§ **Work required**
Find the word "Open" in the listing; pull out each line holding it.

─── Entries provided ───

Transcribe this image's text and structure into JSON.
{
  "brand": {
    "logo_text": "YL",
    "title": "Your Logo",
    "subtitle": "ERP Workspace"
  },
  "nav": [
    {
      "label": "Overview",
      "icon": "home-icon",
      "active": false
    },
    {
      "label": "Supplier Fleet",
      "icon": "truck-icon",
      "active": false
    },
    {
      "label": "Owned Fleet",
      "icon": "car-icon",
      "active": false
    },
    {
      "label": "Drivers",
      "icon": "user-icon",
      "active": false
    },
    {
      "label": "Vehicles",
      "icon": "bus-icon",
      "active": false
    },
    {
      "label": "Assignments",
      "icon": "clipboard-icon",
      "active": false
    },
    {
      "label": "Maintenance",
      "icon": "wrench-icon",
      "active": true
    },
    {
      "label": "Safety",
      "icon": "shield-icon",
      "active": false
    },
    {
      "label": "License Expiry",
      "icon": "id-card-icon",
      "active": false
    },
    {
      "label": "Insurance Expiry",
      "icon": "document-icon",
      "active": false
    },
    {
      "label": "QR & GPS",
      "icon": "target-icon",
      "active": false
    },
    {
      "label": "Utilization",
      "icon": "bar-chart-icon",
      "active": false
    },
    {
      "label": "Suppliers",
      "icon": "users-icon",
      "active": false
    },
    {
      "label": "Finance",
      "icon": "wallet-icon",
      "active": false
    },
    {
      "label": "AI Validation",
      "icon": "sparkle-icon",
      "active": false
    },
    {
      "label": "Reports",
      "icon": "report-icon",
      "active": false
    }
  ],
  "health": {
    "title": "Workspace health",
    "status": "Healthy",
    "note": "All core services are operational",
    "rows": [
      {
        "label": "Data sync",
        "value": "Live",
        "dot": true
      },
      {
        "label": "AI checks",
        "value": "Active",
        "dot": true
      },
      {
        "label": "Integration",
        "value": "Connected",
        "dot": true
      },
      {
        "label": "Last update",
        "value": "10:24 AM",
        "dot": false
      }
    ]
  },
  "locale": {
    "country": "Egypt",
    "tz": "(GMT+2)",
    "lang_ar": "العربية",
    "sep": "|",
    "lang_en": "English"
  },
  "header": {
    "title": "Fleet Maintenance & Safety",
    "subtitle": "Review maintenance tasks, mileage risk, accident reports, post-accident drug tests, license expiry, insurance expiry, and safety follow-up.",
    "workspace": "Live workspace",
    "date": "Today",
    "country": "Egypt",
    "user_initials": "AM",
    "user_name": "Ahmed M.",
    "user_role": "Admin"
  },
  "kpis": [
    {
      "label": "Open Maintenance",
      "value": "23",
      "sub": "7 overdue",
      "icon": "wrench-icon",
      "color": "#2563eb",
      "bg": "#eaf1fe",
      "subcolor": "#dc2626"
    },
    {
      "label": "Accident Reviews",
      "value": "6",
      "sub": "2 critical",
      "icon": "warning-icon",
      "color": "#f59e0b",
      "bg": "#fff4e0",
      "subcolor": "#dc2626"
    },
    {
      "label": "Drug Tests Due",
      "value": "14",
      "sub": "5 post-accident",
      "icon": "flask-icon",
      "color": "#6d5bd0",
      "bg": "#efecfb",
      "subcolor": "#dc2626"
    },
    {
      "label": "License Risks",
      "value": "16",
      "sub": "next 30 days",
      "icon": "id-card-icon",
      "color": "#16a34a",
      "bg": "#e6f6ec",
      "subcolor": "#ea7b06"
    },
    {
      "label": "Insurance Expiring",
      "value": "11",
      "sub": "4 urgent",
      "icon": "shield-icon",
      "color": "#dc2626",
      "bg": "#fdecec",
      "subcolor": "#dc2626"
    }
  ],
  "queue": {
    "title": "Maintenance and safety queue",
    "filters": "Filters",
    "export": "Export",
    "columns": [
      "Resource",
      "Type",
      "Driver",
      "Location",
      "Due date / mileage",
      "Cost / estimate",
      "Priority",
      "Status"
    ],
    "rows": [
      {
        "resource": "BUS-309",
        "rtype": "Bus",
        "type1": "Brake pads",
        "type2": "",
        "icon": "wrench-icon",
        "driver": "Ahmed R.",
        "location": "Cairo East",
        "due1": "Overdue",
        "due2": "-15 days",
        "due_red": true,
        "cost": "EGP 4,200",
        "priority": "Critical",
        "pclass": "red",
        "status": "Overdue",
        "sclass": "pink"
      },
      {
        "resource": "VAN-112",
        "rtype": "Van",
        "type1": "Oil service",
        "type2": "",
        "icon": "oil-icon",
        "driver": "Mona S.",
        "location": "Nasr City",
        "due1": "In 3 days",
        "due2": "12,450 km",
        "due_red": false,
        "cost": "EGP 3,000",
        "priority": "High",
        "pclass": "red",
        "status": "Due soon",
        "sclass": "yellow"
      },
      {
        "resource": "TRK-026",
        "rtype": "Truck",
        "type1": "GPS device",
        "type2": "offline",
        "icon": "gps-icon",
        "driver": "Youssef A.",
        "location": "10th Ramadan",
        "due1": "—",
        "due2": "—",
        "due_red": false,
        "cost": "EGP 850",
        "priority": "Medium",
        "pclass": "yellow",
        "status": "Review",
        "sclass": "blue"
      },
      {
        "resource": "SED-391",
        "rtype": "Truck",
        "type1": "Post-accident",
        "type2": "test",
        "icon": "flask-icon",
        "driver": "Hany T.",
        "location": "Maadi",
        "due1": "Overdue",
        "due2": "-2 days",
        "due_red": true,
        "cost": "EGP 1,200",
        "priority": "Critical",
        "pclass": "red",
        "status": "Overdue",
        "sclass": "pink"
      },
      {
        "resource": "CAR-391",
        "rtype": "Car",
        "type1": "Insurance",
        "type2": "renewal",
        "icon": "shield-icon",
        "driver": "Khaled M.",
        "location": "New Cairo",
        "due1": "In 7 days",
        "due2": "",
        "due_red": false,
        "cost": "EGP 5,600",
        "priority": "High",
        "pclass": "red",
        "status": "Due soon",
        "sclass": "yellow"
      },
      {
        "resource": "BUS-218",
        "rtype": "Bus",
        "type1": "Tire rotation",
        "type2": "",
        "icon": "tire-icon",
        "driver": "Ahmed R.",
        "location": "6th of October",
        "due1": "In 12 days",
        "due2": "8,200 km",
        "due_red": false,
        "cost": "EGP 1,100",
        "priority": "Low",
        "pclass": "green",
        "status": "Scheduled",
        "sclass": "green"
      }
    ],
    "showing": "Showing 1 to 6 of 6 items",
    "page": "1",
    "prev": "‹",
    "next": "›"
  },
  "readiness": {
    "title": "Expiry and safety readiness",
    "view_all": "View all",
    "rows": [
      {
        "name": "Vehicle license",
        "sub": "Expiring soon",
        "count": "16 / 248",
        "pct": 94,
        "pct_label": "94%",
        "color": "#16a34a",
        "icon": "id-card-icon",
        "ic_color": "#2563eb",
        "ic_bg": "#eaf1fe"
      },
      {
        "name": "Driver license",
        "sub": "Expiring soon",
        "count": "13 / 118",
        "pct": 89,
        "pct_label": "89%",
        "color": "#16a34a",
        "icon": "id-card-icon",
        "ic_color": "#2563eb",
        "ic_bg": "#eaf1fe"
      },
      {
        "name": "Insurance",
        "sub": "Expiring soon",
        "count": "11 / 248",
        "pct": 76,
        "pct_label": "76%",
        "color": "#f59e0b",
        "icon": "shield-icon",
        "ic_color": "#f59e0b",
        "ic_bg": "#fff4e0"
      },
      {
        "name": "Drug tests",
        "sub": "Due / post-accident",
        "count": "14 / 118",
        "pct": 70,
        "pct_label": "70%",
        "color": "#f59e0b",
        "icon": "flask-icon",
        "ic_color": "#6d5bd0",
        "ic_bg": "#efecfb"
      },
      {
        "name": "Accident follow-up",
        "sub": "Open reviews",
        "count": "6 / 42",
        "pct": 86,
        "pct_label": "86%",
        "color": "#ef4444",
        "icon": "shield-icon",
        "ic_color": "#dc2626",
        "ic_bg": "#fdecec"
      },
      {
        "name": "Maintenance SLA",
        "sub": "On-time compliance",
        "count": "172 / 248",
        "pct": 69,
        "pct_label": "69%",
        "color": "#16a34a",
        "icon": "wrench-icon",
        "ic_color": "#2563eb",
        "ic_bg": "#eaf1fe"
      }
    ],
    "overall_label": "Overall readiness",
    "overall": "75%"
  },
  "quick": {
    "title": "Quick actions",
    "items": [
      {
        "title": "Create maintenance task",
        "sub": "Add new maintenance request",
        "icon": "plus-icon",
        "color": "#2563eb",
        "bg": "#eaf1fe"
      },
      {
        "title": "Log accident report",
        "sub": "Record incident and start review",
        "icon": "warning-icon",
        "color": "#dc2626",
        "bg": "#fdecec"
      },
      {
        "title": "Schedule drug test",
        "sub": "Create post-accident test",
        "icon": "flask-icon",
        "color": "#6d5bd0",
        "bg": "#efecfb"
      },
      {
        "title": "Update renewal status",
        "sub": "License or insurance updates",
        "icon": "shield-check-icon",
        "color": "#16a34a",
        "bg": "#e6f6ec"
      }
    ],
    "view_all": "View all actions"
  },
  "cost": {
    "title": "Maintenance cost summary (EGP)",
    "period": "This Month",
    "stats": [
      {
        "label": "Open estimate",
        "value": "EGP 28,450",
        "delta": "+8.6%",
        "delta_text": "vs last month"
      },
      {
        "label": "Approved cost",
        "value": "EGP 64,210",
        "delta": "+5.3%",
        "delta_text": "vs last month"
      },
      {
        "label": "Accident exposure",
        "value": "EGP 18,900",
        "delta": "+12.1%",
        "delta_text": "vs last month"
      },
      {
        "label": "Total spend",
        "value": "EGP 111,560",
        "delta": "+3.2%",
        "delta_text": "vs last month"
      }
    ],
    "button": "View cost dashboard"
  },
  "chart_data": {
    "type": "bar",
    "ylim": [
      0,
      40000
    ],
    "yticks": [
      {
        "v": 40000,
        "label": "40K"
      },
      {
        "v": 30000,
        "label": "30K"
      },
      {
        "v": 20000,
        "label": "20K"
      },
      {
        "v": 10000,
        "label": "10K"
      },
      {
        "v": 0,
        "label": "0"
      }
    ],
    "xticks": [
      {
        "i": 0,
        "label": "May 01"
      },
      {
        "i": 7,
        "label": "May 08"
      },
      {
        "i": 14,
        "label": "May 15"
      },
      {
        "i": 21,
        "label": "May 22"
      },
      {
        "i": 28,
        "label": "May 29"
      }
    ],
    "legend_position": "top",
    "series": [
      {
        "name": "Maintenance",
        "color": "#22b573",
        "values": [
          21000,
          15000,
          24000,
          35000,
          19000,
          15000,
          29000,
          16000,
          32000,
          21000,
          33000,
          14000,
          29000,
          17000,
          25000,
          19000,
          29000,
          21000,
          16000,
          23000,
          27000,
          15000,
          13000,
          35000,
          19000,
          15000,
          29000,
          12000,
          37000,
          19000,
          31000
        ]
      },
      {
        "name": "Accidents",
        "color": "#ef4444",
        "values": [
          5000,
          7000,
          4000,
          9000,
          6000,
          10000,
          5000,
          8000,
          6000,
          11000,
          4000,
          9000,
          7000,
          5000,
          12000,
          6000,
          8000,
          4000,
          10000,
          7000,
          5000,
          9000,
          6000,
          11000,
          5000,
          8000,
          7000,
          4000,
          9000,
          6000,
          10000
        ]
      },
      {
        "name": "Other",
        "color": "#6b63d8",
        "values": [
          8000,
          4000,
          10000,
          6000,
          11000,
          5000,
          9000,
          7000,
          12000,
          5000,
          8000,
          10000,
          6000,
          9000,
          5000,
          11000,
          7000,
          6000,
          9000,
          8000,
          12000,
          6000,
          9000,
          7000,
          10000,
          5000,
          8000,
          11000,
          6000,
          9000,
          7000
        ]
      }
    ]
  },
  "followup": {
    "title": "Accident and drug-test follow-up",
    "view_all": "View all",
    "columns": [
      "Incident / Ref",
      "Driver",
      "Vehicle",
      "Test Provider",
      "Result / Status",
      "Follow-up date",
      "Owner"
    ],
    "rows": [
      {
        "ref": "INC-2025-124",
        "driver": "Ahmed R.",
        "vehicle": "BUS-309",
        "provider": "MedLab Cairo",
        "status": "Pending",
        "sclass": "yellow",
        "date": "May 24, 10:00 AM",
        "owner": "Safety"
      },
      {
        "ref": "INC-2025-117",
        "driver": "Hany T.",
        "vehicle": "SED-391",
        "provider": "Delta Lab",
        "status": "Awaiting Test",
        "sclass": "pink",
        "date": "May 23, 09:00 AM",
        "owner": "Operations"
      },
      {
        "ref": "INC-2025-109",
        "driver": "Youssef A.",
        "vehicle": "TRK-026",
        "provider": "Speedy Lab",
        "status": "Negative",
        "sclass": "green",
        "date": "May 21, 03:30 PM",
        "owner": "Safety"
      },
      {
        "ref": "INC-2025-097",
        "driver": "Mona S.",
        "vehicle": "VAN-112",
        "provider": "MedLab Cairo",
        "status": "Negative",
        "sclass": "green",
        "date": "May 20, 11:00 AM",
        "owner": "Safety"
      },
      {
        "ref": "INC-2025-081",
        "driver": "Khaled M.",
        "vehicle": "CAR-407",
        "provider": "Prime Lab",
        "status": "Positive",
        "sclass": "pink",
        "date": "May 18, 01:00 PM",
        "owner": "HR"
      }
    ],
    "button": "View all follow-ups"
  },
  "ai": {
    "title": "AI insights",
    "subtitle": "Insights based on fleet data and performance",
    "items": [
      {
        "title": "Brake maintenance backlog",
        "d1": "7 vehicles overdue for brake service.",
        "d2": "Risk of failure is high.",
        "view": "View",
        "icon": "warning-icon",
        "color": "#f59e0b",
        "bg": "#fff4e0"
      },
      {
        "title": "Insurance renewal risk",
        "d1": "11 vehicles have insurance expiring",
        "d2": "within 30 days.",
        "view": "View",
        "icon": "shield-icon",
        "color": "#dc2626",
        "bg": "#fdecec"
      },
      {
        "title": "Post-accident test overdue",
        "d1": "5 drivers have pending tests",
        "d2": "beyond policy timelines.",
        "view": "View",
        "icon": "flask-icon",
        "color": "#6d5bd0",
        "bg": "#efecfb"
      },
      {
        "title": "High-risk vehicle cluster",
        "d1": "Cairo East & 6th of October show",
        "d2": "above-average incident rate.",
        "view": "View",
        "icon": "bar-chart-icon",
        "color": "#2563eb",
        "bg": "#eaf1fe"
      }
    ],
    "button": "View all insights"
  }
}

───

§ **Solution**
      "label": "Open Maintenance",
        "sub": "Open reviews",
        "label": "Open estimate",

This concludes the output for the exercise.